* Text shown
Translate

Sunday, December 30, 2012

Bullets

Life is full of ups and downs.  Just when you think you have things under control you can find yourself laying flat on your back wondering what knocked you down. 
My childhood showed me that life can throw ugly bullets at you at any time and that it is not always possible to dodge them.  It isn't easy to pull your self up when you have been knocked down. 
I have watched friends and family when they were not able to dodge the ugliest bullets.  I have cried when their hearts have been broken.  My heart has hurt for them while they have struggled. 

I wonder what bullet will catch me next. 
It will happen. 
No way to keep it from happening.

My family shake their heads at me.  I see their feelings on their faces.  I think they are even more uncomfortable when I cry than I am. 

But I know that I can't dodge every bullet.  Just when I want something so badly.... I remember that it has been awhile since one has caught me and I fear.  The fear hits me fast.  I like to think I don't live with worry but it is there in the back of my thoughts.  Ready to sneak in and catch me unaware.  I don't like the unaware moments.  They hurt.  AND I seem to make a fool of myself when I am surprised.  I want them to stay hidden from most peoples view.  That way I can pull them out and poke at them when I am alone.  I don't want to share them in public.

The more I have, the more I have to lose.


Where the Hell did I put that wall?

3 comments:

  1. Girl, we are all just the walking wounded. My heart aches to think about you crying. Life is so very painful. Do we ever really loose any little hurt that ever touched us? I don't think so. Seems like we pack it in a bag and tote it around. Just remember how many people love you. I love you. Your favorite sister.

    ReplyDelete
  2. If I could just keep from crying in public I could survive most things. I hate, hate, hate sharing my pain in public! Crying never fixes it. It just makes me and all the others I subject it to uncomfortable.
    I need to work on my "stiff upper lip". ;)

    ReplyDelete
  3. I know... but sometimes your eyes just leak. Like your emotions are just so full that they just run over the edge. It just happens. I hate it, too.

* Exercise A
What date appears at the top of the blog post titled "Bullets"?
* Exercise B
Please retype the part of the "Bullets" post between "Sunday, December 30, 2012" and "knocked you down.", inclusive.

[Document structure recognition data]

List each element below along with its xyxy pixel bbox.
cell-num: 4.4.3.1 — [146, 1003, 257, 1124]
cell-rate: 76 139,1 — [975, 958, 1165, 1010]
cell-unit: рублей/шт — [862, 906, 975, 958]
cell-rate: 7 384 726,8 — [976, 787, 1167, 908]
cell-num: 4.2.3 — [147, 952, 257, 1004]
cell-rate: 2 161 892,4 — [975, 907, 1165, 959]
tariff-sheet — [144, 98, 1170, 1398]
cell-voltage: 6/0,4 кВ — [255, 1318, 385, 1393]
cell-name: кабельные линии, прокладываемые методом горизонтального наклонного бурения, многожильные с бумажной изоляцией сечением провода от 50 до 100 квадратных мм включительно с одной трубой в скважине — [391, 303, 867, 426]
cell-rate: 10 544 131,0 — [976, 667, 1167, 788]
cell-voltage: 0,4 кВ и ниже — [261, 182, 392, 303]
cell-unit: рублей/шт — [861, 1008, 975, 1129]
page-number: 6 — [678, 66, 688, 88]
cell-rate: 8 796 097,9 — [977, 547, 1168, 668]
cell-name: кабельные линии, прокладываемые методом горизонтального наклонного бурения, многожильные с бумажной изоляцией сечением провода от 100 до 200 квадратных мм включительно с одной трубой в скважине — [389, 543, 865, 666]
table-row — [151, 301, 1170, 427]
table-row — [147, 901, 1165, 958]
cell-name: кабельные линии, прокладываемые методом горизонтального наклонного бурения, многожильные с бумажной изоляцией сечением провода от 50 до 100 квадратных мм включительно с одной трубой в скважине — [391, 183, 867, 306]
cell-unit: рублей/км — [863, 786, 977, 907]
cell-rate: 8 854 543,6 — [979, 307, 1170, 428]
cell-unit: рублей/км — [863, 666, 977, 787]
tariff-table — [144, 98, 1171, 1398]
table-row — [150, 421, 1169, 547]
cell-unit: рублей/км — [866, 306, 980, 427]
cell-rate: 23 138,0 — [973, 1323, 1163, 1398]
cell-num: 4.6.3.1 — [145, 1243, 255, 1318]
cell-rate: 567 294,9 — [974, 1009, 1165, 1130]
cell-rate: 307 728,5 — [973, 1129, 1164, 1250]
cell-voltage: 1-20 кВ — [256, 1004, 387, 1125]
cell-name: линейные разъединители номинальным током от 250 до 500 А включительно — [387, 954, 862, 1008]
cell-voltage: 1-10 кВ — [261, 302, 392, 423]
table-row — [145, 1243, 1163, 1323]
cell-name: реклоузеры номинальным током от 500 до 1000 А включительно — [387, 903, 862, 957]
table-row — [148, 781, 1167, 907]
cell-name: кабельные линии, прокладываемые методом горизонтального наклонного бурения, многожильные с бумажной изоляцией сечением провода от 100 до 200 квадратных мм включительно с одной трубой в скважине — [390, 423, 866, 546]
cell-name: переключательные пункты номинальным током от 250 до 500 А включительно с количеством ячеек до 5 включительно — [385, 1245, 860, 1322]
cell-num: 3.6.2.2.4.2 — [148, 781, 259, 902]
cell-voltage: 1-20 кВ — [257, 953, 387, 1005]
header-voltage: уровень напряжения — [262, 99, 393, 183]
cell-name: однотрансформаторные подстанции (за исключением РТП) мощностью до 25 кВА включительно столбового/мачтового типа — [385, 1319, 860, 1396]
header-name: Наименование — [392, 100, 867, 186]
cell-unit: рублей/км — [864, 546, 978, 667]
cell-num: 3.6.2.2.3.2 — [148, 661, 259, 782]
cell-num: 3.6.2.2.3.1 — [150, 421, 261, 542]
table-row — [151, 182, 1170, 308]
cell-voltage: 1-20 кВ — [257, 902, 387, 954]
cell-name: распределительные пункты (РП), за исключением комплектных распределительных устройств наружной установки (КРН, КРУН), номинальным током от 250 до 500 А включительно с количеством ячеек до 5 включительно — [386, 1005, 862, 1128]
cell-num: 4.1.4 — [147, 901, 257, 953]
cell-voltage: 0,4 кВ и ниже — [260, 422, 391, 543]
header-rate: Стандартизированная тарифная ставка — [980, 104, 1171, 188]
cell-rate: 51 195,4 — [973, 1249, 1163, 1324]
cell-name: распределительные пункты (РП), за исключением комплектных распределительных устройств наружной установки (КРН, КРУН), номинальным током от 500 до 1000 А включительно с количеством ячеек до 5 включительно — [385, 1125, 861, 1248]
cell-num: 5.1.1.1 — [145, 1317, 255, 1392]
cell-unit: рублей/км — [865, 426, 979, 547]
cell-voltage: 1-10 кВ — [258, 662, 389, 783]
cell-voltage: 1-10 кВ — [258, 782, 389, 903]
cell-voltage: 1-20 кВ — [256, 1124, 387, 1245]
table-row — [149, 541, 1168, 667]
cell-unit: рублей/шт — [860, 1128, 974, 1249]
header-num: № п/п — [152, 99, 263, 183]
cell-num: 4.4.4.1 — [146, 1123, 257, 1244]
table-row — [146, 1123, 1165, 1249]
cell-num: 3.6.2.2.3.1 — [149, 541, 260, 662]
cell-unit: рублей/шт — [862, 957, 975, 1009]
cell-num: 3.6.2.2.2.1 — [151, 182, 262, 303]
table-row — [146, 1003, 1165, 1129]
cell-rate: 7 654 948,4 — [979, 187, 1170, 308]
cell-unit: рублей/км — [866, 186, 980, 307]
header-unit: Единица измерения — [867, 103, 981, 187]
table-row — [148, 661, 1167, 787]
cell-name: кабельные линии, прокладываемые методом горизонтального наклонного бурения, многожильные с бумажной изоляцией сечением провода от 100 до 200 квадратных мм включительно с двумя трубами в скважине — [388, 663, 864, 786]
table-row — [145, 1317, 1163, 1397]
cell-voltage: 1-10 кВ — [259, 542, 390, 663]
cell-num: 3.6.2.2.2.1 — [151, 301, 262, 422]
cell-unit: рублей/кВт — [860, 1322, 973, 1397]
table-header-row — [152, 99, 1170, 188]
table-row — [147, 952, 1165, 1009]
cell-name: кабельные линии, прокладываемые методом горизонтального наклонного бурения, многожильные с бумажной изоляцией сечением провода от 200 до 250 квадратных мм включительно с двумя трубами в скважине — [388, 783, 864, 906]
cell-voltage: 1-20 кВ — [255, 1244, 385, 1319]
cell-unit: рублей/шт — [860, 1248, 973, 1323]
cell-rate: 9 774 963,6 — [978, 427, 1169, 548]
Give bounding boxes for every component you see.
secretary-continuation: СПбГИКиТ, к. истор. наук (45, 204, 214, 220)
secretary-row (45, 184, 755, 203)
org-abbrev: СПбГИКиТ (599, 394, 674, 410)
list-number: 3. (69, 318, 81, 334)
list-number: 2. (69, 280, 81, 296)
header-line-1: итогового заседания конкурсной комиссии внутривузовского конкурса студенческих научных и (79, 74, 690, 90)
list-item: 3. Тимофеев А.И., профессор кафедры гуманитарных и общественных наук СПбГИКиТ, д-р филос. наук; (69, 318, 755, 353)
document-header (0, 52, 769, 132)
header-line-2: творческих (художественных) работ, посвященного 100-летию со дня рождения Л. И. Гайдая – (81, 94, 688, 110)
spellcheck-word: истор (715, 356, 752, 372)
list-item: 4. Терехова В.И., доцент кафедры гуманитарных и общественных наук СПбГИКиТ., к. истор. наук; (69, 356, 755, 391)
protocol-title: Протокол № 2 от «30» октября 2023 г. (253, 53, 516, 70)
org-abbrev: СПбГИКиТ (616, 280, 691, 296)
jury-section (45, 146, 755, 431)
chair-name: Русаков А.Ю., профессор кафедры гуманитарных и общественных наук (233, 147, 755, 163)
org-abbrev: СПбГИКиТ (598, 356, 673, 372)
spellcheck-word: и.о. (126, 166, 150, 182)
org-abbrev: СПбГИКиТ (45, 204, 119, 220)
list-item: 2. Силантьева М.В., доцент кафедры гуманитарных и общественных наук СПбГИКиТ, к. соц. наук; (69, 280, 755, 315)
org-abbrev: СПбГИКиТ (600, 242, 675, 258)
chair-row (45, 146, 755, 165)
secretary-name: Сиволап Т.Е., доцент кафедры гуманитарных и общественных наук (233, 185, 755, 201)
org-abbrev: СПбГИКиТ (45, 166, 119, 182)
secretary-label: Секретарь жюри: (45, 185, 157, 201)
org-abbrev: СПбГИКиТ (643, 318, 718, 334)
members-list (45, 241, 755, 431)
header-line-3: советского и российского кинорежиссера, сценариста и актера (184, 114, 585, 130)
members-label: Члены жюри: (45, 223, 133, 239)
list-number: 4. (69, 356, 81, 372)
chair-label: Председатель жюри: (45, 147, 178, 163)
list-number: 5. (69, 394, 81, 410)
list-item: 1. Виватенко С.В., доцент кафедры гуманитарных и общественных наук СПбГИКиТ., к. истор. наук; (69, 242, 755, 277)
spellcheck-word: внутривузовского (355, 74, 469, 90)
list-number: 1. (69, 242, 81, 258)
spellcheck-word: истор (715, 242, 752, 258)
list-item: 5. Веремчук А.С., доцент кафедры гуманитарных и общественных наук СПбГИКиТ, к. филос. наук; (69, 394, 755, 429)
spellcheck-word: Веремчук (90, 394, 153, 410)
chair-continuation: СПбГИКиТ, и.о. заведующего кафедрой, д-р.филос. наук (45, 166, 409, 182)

* Task result A
Sunday, December 30, 2012

* Task result B
Sunday, December 30, 2012

Bullets

Life is full of ups and downs.  Just when you think you have things under control you can find yourself laying flat on your back wondering what knocked you down.